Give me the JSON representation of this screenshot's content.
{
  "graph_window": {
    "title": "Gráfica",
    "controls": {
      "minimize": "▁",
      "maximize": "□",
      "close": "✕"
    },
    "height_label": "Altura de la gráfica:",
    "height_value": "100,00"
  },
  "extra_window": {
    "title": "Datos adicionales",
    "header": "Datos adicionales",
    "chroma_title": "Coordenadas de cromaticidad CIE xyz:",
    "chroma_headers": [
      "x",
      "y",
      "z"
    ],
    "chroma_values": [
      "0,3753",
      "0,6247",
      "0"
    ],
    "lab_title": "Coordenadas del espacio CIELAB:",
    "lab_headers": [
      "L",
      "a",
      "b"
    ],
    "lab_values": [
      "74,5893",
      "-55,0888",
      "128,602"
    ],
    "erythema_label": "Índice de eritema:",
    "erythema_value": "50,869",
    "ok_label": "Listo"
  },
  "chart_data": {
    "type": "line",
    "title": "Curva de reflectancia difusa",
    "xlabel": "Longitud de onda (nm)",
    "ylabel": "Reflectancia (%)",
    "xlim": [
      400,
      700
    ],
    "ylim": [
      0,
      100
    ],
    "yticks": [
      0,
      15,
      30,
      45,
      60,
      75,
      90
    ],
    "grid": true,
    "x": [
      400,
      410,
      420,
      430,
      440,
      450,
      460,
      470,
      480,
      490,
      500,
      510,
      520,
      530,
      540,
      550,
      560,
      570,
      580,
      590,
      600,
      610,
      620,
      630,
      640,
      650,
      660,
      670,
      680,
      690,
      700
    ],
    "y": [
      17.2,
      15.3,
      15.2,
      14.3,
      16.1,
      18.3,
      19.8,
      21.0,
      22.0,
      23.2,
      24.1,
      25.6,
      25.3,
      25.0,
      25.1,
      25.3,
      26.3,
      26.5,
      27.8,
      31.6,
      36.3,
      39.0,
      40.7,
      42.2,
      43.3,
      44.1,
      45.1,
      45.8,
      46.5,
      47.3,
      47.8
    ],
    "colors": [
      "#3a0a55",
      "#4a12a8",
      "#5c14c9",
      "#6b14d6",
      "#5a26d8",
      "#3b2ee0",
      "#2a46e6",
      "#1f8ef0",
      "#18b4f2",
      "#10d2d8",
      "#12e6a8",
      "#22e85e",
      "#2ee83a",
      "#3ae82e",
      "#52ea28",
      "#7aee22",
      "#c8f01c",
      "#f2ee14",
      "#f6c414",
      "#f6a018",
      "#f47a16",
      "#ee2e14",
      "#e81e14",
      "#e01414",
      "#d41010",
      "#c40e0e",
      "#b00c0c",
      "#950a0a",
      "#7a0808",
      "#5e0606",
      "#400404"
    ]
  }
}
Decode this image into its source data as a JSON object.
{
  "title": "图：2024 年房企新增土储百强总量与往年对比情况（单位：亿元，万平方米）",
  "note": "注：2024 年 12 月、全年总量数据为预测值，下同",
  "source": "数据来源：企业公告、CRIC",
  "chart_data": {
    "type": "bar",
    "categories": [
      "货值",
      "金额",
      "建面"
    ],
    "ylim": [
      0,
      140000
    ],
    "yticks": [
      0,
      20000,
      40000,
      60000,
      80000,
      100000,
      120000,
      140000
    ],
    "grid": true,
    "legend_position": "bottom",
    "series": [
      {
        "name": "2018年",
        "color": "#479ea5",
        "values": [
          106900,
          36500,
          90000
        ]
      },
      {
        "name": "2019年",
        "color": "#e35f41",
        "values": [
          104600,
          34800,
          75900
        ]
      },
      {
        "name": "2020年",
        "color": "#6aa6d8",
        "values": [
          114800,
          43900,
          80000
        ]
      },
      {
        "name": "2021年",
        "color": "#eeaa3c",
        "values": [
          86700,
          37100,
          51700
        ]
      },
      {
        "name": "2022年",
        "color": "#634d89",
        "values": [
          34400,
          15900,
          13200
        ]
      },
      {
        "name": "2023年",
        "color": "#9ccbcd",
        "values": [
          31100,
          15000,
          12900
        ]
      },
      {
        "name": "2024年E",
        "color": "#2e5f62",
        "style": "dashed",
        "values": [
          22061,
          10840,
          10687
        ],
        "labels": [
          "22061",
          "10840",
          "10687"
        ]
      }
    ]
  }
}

(STATED EXERCISE):
Check every line of the material for the string "Datos" and give the number of lines that have it, without anything else.

(TASK ANSWER):
2